• **Stated goal**
Identify all lines in the data containing the string "theta". Copy them out.

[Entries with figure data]
● ● ● ● ● ● ●

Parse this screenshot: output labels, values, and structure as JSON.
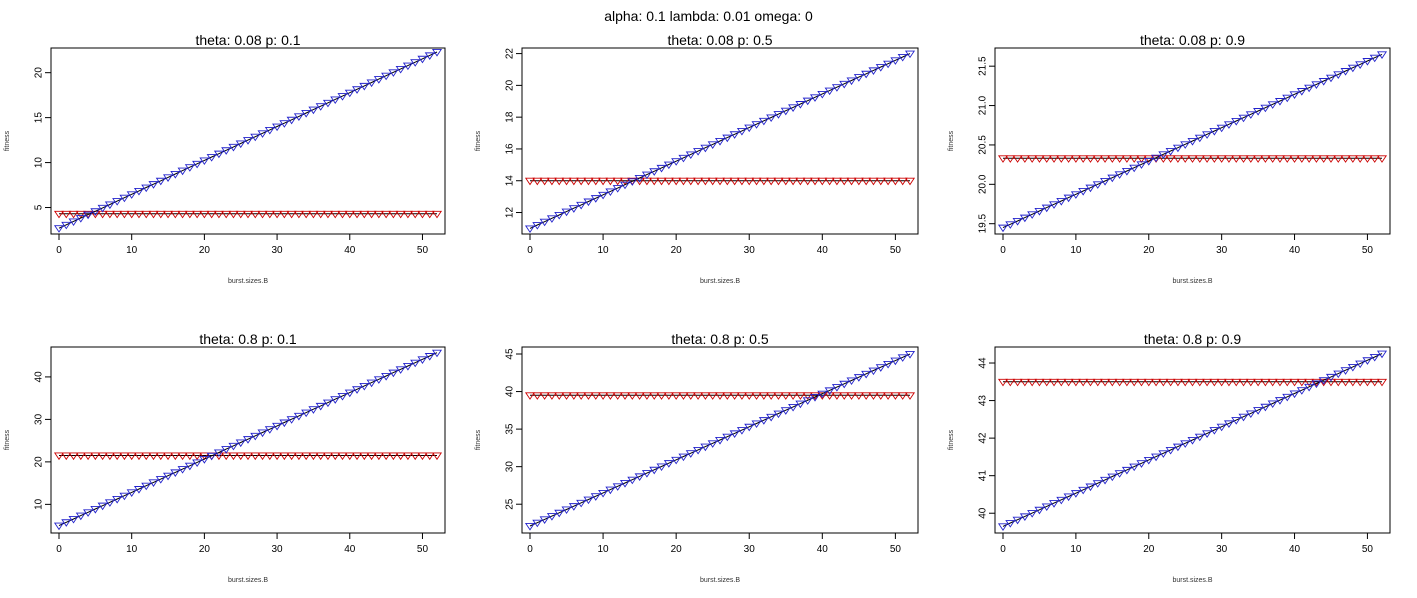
{
  "main_title": "alpha: 0.1 lambda: 0.01 omega: 0",
  "colors": {
    "line": "#000000",
    "flat_series": "#cc0000",
    "rising_series": "#2222cc",
    "frame": "#000000"
  },
  "chart_data": [
    {
      "type": "line",
      "title": "theta: 0.08 p: 0.1",
      "xlabel": "burst.sizes.B",
      "ylabel": "fitness",
      "xlim": [
        0,
        52
      ],
      "ylim": [
        2.5,
        22.3
      ],
      "xticks": [
        0,
        10,
        20,
        30,
        40,
        50
      ],
      "yticks": [
        5,
        10,
        15,
        20
      ],
      "series": [
        {
          "start": [
            0,
            2.7
          ],
          "end": [
            52,
            22.3
          ],
          "marker": "triangle-down",
          "color": "#2222cc"
        },
        {
          "start": [
            0,
            4.3
          ],
          "end": [
            52,
            4.3
          ],
          "marker": "triangle-down",
          "color": "#cc0000"
        }
      ]
    },
    {
      "type": "line",
      "title": "theta: 0.08 p: 0.5",
      "xlabel": "burst.sizes.B",
      "ylabel": "fitness",
      "xlim": [
        0,
        52
      ],
      "ylim": [
        10.9,
        22.1
      ],
      "xticks": [
        0,
        10,
        20,
        30,
        40,
        50
      ],
      "yticks": [
        12,
        14,
        16,
        18,
        20,
        22
      ],
      "series": [
        {
          "start": [
            0,
            11.0
          ],
          "end": [
            52,
            22.0
          ],
          "marker": "triangle-down",
          "color": "#2222cc"
        },
        {
          "start": [
            0,
            14.0
          ],
          "end": [
            52,
            14.0
          ],
          "marker": "triangle-down",
          "color": "#cc0000"
        }
      ]
    },
    {
      "type": "line",
      "title": "theta: 0.08 p: 0.9",
      "xlabel": "burst.sizes.B",
      "ylabel": "fitness",
      "xlim": [
        0,
        52
      ],
      "ylim": [
        19.42,
        21.68
      ],
      "xticks": [
        0,
        10,
        20,
        30,
        40,
        50
      ],
      "yticks": [
        "19.5",
        "20.0",
        "20.5",
        "21.0",
        "21.5"
      ],
      "series": [
        {
          "start": [
            0,
            19.45
          ],
          "end": [
            52,
            21.65
          ],
          "marker": "triangle-down",
          "color": "#2222cc"
        },
        {
          "start": [
            0,
            20.33
          ],
          "end": [
            52,
            20.33
          ],
          "marker": "triangle-down",
          "color": "#cc0000"
        }
      ]
    },
    {
      "type": "line",
      "title": "theta: 0.8 p: 0.1",
      "xlabel": "burst.sizes.B",
      "ylabel": "fitness",
      "xlim": [
        0,
        52
      ],
      "ylim": [
        4.2,
        46.1
      ],
      "xticks": [
        0,
        10,
        20,
        30,
        40,
        50
      ],
      "yticks": [
        10,
        20,
        30,
        40
      ],
      "series": [
        {
          "start": [
            0,
            5.0
          ],
          "end": [
            52,
            45.7
          ],
          "marker": "triangle-down",
          "color": "#2222cc"
        },
        {
          "start": [
            0,
            21.5
          ],
          "end": [
            52,
            21.5
          ],
          "marker": "triangle-down",
          "color": "#cc0000"
        }
      ]
    },
    {
      "type": "line",
      "title": "theta: 0.8 p: 0.5",
      "xlabel": "burst.sizes.B",
      "ylabel": "fitness",
      "xlim": [
        0,
        52
      ],
      "ylim": [
        21.7,
        45.4
      ],
      "xticks": [
        0,
        10,
        20,
        30,
        40,
        50
      ],
      "yticks": [
        25,
        30,
        35,
        40,
        45
      ],
      "series": [
        {
          "start": [
            0,
            22.1
          ],
          "end": [
            52,
            45.0
          ],
          "marker": "triangle-down",
          "color": "#2222cc"
        },
        {
          "start": [
            0,
            39.5
          ],
          "end": [
            52,
            39.5
          ],
          "marker": "triangle-down",
          "color": "#cc0000"
        }
      ]
    },
    {
      "type": "line",
      "title": "theta: 0.8 p: 0.9",
      "xlabel": "burst.sizes.B",
      "ylabel": "fitness",
      "xlim": [
        0,
        52
      ],
      "ylim": [
        39.58,
        44.32
      ],
      "xticks": [
        0,
        10,
        20,
        30,
        40,
        50
      ],
      "yticks": [
        40,
        41,
        42,
        43,
        44
      ],
      "series": [
        {
          "start": [
            0,
            39.65
          ],
          "end": [
            52,
            44.25
          ],
          "marker": "triangle-down",
          "color": "#2222cc"
        },
        {
          "start": [
            0,
            43.5
          ],
          "end": [
            52,
            43.5
          ],
          "marker": "triangle-down",
          "color": "#cc0000"
        }
      ]
    }
  ]
}
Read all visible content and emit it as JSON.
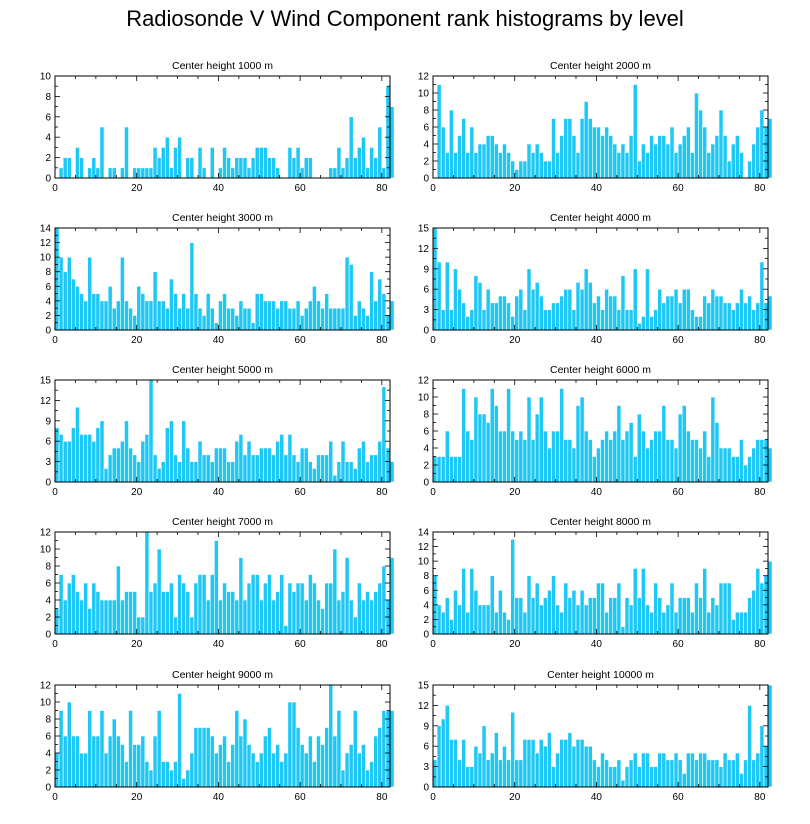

● ● ● ● ● ● ●

• **Exercise response**
      "title": "theta: 0.08 p: 0.1",
      "title": "theta: 0.08 p: 0.5",
      "title": "theta: 0.08 p: 0.9",
      "title": "theta: 0.8 p: 0.1",
      "title": "theta: 0.8 p: 0.5",
      "title": "theta: 0.8 p: 0.9",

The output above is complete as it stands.